→ Text shown:

============

LanguageMachines / libfolia

FoLiA library for C++
https://proycon.github.io/folia
GNU General Public License v3.0
15 stars 7 forks source link

folialint produces invalid FoLiA out of dubious input #23

Closed kosloot closed 5 years ago

kosloot commented 5 years ago

related to https://github.com/proycon/flat/issues/138

Consider this file:

<?xml version="1.0" encoding="UTF-8"?>
<?xml-stylesheet type="text/xsl" href="folia.xsl"?>
<FoLiA xmlns:xlink="http://www.w3.org/1999/xlink" xmlns="http://ilk.uvt.nl/folia" xml:id="test" generator="libfolia-v0.14" version="0.12.0">
  <metadata type="native">
    <annotations>
      <pos-annotation set="pos"/>
      <syntax-annotation set="syn"/>
    </annotations>
  </metadata>
  <text xml:id="test.text">
    <s xml:id="s.1">
      <w xml:id="s.1.w.1">
    <t>Is@</t>
    <pos class="BEP" />
      </w>
      <syntax>
    <su xml:id="s.1.su.1" class="IP-MAT">
          <su xml:id="s.1.su.2" class="NP-SBJ">
            <w xml:id="s.1.su.w.1">
              <t>*exp*</t>
              <pos class="EX" />
            </w>
          </su>
    </su>
    </syntax>
    </s>
  </text>
</FoLiA>

It contains a \<w> in the \<su> node that IS NOT present in the \<s> itself. That is a construction which is (until now) never thought of.

============

→ Provided data:

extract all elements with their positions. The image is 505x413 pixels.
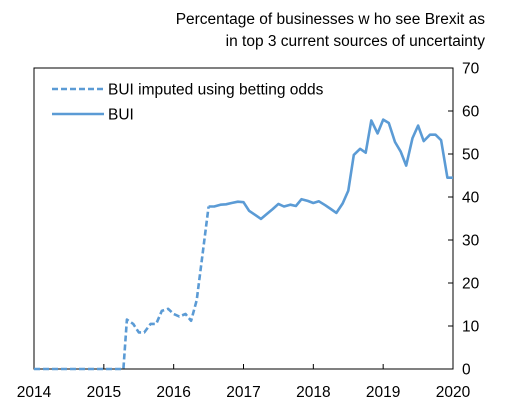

============

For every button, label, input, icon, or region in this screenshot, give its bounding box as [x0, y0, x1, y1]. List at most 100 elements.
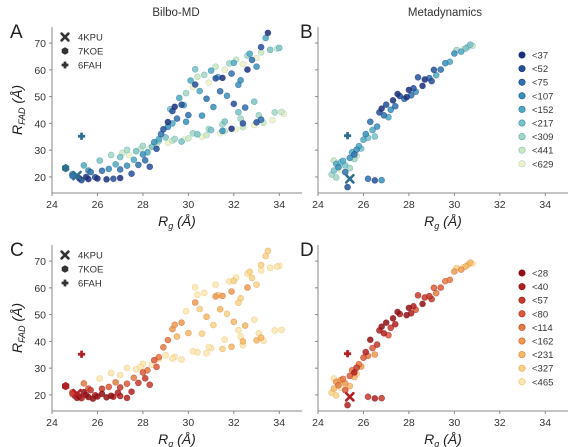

============

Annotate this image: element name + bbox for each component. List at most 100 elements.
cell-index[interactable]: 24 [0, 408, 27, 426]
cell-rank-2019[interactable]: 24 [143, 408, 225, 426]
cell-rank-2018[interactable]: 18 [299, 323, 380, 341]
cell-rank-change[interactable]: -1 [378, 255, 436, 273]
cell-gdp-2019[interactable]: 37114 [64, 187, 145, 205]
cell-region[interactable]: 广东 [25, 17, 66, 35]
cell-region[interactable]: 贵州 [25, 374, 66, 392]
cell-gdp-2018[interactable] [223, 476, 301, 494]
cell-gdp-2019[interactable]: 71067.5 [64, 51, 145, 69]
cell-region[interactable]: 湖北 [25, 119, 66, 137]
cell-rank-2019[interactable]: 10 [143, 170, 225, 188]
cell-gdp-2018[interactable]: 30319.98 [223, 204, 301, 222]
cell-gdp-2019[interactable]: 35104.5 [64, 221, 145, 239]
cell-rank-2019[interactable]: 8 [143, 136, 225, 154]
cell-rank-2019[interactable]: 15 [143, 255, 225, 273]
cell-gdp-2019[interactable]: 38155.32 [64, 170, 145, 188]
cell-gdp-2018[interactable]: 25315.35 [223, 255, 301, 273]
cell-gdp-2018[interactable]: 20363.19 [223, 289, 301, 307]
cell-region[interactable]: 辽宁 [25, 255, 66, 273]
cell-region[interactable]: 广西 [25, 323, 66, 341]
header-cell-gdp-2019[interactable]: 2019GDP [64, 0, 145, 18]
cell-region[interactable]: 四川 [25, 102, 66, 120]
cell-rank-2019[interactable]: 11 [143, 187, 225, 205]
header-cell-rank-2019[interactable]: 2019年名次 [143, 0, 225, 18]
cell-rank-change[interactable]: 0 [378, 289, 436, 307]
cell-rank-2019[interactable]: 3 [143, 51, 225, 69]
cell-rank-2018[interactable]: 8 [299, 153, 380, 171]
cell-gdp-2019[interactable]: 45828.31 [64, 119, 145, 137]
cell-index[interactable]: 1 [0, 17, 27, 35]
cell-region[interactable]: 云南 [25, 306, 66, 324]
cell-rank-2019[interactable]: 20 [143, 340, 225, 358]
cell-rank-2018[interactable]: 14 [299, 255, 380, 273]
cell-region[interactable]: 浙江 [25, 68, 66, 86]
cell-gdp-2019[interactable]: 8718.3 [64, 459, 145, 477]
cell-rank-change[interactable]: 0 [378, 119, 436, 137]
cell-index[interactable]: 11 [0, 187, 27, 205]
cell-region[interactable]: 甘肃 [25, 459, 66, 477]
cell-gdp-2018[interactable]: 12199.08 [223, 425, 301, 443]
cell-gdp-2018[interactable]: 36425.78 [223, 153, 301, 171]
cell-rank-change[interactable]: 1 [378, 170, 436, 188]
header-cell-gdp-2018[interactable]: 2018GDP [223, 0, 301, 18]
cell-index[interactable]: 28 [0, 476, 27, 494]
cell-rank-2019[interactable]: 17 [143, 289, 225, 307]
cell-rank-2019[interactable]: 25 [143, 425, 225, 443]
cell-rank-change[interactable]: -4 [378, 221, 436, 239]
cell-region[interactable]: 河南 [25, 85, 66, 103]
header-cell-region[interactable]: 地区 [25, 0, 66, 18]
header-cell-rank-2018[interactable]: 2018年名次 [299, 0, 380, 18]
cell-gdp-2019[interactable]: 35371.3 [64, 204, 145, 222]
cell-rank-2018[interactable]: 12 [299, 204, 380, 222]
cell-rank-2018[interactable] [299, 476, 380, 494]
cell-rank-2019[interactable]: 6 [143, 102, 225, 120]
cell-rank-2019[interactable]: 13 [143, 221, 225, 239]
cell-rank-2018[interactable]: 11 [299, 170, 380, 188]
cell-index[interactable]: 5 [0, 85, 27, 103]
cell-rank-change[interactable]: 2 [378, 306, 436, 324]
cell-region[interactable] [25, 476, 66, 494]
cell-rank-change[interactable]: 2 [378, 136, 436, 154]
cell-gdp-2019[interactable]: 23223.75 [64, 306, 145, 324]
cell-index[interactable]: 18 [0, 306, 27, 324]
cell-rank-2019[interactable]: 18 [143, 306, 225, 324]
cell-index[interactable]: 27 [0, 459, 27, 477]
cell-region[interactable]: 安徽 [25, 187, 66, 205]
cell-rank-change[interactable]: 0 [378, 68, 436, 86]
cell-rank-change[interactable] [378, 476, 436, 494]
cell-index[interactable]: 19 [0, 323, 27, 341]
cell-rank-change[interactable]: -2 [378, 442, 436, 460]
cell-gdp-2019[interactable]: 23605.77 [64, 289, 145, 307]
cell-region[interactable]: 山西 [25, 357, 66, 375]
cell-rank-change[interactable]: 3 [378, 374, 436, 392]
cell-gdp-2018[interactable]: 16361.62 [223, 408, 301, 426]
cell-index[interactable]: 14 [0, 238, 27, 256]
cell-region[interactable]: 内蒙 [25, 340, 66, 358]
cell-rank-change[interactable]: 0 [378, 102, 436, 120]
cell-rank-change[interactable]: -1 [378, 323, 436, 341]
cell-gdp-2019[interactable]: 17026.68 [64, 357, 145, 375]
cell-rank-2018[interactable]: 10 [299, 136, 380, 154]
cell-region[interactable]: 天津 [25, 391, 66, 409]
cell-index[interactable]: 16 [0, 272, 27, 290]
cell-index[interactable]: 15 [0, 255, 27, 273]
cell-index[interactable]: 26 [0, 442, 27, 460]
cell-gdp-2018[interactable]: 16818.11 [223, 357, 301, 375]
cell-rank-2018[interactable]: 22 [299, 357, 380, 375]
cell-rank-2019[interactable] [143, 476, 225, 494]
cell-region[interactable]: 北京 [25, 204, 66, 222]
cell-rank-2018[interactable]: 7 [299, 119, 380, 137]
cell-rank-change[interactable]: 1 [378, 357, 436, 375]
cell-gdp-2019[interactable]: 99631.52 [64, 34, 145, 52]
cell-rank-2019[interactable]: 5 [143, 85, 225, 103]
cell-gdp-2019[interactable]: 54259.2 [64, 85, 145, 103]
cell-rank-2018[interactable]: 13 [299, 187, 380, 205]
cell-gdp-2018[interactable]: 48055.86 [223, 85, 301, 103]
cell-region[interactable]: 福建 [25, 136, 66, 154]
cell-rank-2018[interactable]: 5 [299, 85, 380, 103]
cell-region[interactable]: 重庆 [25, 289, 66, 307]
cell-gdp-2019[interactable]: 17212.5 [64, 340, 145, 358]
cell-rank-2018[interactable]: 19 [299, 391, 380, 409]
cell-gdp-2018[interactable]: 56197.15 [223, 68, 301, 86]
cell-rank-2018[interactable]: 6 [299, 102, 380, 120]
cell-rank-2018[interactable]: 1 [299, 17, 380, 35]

============

→ Complete the following:
**a.** Copy the records exactly, beginning at the line that contains "Annotate this image: element" and stopping after the line that contains "cell-gdp-2019[interactable]: 38155.32 [64, 170, 145, 188]".
**b.** Continue the issue about folialint producing invalid FoLiA from dubious input, starting after its last sentence.

→ Outputs:
**a.**
Annotate this image: element name + bbox for each component. List at most 100 elements.
cell-index[interactable]: 24 [0, 408, 27, 426]
cell-rank-2019[interactable]: 24 [143, 408, 225, 426]
cell-rank-2018[interactable]: 18 [299, 323, 380, 341]
cell-rank-change[interactable]: -1 [378, 255, 436, 273]
cell-gdp-2019[interactable]: 37114 [64, 187, 145, 205]
cell-region[interactable]: 广东 [25, 17, 66, 35]
cell-region[interactable]: 贵州 [25, 374, 66, 392]
cell-gdp-2018[interactable] [223, 476, 301, 494]
cell-gdp-2019[interactable]: 71067.5 [64, 51, 145, 69]
cell-region[interactable]: 湖北 [25, 119, 66, 137]
cell-rank-2019[interactable]: 10 [143, 170, 225, 188]
cell-gdp-2018[interactable]: 30319.98 [223, 204, 301, 222]
cell-gdp-2019[interactable]: 35104.5 [64, 221, 145, 239]
cell-rank-2019[interactable]: 8 [143, 136, 225, 154]
cell-rank-2019[interactable]: 15 [143, 255, 225, 273]
cell-gdp-2019[interactable]: 38155.32 [64, 170, 145, 188]

**b.**
When running folialint on this file, an INVALID output is produced:

<?xml-stylesheet type="text/xsl" href="folia.xsl"?>
<FoLiA xmlns:xlink="http://www.w3.org/1999/xlink" xmlns="http://ilk.uvt.nl/folia" xml:id="test" generator="libfol
ia-v1.20" version="0.12.0">
  <metadata type="native">
    <annotations>
      <pos-annotation set="pos"/>
      <syntax-annotation set="syn"/>
    </annotations>
  </metadata>
  <text xml:id="test.text">
    <s xml:id="s.1">
      <w xml:id="s.1.w.1">
        <t>Is@</t>
        <pos class="BEP"/>
      </w>
      <syntax>
        <su xml:id="s.1.su.1" class="IP-MAT">
          <su xml:id="s.1.su.2" class="NP-SBJ">
            <wref id="s.1.su.w.1" t="*exp*"/>
          </su>
        </su>
      </syntax>
    </s>
  </text>
</FoLiA>

A \<wref> is generated to a non existing word!

Desired behavior:

proycon commented 5 years ago

also cross-referencing proycon/folia#58

kosloot commented 5 years ago

I added a patch to libfolia to output the \<w> AS IS when it is the only occurrence. (so NO reference to the same \<w> elsewhere.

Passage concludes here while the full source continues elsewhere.